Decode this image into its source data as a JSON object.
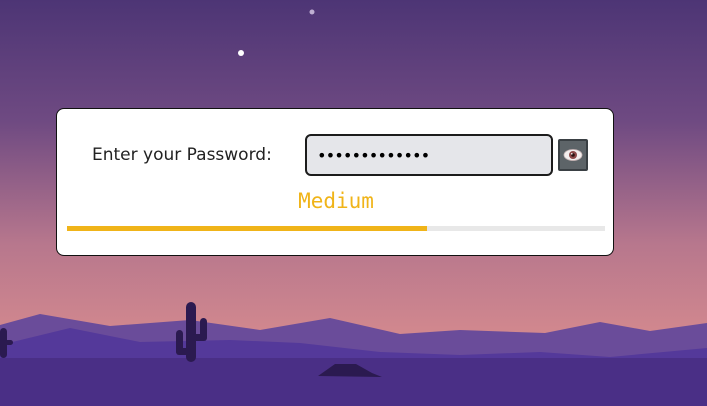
{
  "form": {
    "label": "Enter your Password:",
    "password_value": "•••••••••••••",
    "strength_label": "Medium",
    "strength_fraction": 0.67
  },
  "icons": {
    "reveal": "eye-icon"
  },
  "colors": {
    "strength_medium": "#f0b419",
    "track": "#e8e8e8",
    "card_bg": "#ffffff",
    "sky_top": "#4d3575",
    "sky_bottom": "#d58a8e",
    "ground": "#4a2f86"
  }
}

^^^^

■ **What you are asked to do**: Please repeat the entries exactly. Do not include the pictures.

■ **Answer for this exercise**:
Decode this image into its source data as a JSON object.
{
  "form": {
    "label": "Enter your Password:",
    "password_value": "•••••••••••••",
    "strength_label": "Medium",
    "strength_fraction": 0.67
  },
  "icons": {
    "reveal": "eye-icon"
  },
  "colors": {
    "strength_medium": "#f0b419",
    "track": "#e8e8e8",
    "card_bg": "#ffffff",
    "sky_top": "#4d3575",
    "sky_bottom": "#d58a8e",
    "ground": "#4a2f86"
  }
}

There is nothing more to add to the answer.